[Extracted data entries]

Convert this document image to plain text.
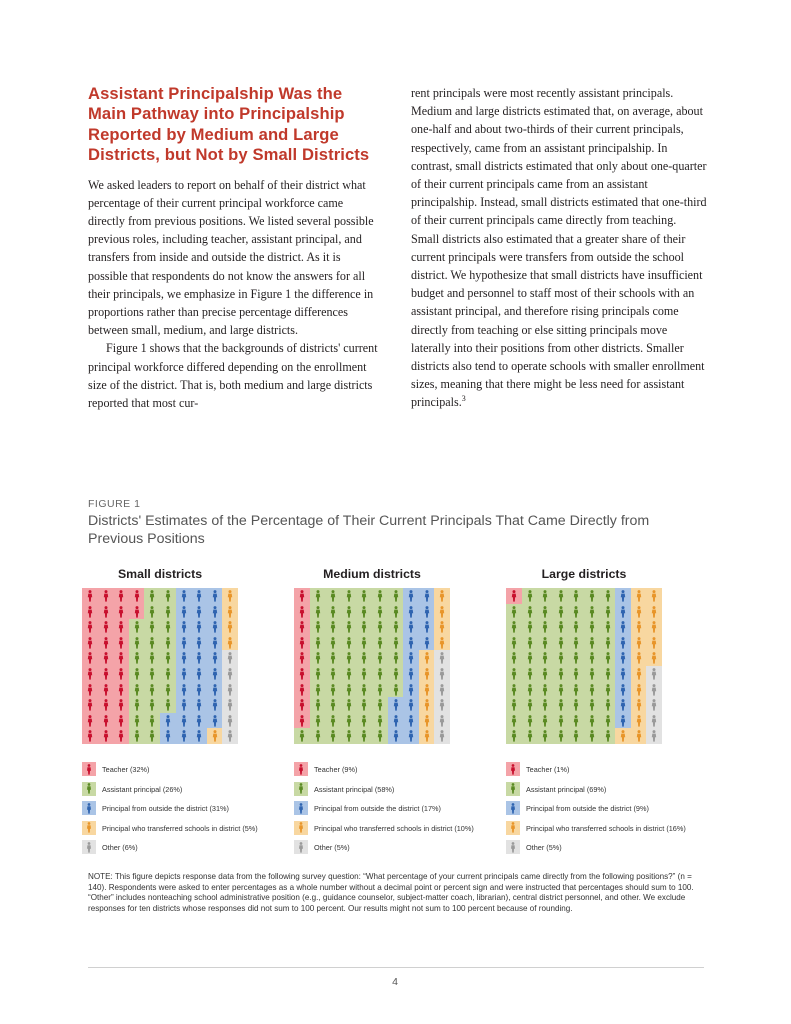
Assistant Principalship Was the Main Pathway into Principalship Reported by Medium and Large Districts, but Not by Small Districts

We asked leaders to report on behalf of their district what percentage of their current principal workforce came directly from previous positions. We listed several possible previous roles, including teacher, assistant principal, and transfers from inside and outside the district. As it is possible that respondents do not know the answers for all their principals, we emphasize in Figure 1 the difference in proportions rather than precise percentage differences between small, medium, and large districts.

Figure 1 shows that the backgrounds of districts' current principal workforce differed depending on the enrollment size of the district. That is, both medium and large districts reported that most cur-

rent principals were most recently assistant principals. Medium and large districts estimated that, on average, about one-half and about two-thirds of their current principals, respectively, came from an assistant principalship. In contrast, small districts estimated that only about one-quarter of their current principals came from an assistant principalship. Instead, small districts estimated that one-third of their current principals came directly from teaching. Small districts also estimated that a greater share of their current principals were transfers from outside the school district. We hypothesize that small districts have insufficient budget and personnel to staff most of their schools with an assistant principal, and therefore rising principals come directly from teaching or else sitting principals move laterally into their positions from other districts. Smaller districts also tend to operate schools with smaller enrollment sizes, meaning that there might be less need for assistant principals.$^3$

FIGURE 1
Districts' Estimates of the Percentage of Their Current Principals That Came Directly from Previous Positions
Small districts
Teacher (32%)
Assistant principal (26%)
Principal from outside the district (31%)
Principal who transferred schools in district (5%)
Other (6%)
Medium districts
Teacher (9%)
Assistant principal (58%)
Principal from outside the district (17%)
Principal who transferred schools in district (10%)
Other (5%)
Large districts
Teacher (1%)
Assistant principal (69%)
Principal from outside the district (9%)
Principal who transferred schools in district (16%)
Other (5%)
NOTE: This figure depicts response data from the following survey question: “What percentage of your current principals came directly from the following positions?” (n = 140). Respondents were asked to enter percentages as a whole number without a decimal point or percent sign and were instructed that percentages should sum to 100. “Other” includes nonteaching school administrative position (e.g., guidance counselor, subject-matter coach, librarian), central district personnel, and other. We exclude responses for ten districts whose responses did not sum to 100 percent. Our results might not sum to 100 percent because of rounding.
4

- _TASK DETAILS_:
Give every record again exactly, apart from the pictures, which stay out.

- _RESPONSE TO THIS TASK_:
Convert this document image to plain text.
Assistant Principalship Was the Main Pathway into Principalship Reported by Medium and Large Districts, but Not by Small Districts

We asked leaders to report on behalf of their district what percentage of their current principal workforce came directly from previous positions. We listed several possible previous roles, including teacher, assistant principal, and transfers from inside and outside the district. As it is possible that respondents do not know the answers for all their principals, we emphasize in Figure 1 the difference in proportions rather than precise percentage differences between small, medium, and large districts.

Figure 1 shows that the backgrounds of districts' current principal workforce differed depending on the enrollment size of the district. That is, both medium and large districts reported that most cur-

rent principals were most recently assistant principals. Medium and large districts estimated that, on average, about one-half and about two-thirds of their current principals, respectively, came from an assistant principalship. In contrast, small districts estimated that only about one-quarter of their current principals came from an assistant principalship. Instead, small districts estimated that one-third of their current principals came directly from teaching. Small districts also estimated that a greater share of their current principals were transfers from outside the school district. We hypothesize that small districts have insufficient budget and personnel to staff most of their schools with an assistant principal, and therefore rising principals come directly from teaching or else sitting principals move laterally into their positions from other districts. Smaller districts also tend to operate schools with smaller enrollment sizes, meaning that there might be less need for assistant principals.$^3$

FIGURE 1
Districts' Estimates of the Percentage of Their Current Principals That Came Directly from Previous Positions
Small districts
Teacher (32%)
Assistant principal (26%)
Principal from outside the district (31%)
Principal who transferred schools in district (5%)
Other (6%)
Medium districts
Teacher (9%)
Assistant principal (58%)
Principal from outside the district (17%)
Principal who transferred schools in district (10%)
Other (5%)
Large districts
Teacher (1%)
Assistant principal (69%)
Principal from outside the district (9%)
Principal who transferred schools in district (16%)
Other (5%)
NOTE: This figure depicts response data from the following survey question: “What percentage of your current principals came directly from the following positions?” (n = 140). Respondents were asked to enter percentages as a whole number without a decimal point or percent sign and were instructed that percentages should sum to 100. “Other” includes nonteaching school administrative position (e.g., guidance counselor, subject-matter coach, librarian), central district personnel, and other. We exclude responses for ten districts whose responses did not sum to 100 percent. Our results might not sum to 100 percent because of rounding.
4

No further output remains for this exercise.